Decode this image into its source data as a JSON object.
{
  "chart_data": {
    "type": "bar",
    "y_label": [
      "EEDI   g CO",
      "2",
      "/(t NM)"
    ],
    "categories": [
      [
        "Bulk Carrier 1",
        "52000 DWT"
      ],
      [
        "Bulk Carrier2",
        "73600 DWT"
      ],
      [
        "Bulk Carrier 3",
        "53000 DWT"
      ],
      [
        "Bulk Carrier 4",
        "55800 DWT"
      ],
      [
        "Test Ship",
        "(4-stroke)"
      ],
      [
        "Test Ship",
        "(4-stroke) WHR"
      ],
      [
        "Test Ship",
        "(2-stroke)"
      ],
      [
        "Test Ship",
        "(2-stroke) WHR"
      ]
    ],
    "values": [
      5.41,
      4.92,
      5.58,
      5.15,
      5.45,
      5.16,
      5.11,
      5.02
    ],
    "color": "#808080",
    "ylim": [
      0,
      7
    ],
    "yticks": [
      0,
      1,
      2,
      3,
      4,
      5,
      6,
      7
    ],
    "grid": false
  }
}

○ ○ ○ ○ ○ ○ ○

Exercise: Count each line above in which the string "Bulk" appears, then state only the total.

Written reply: 4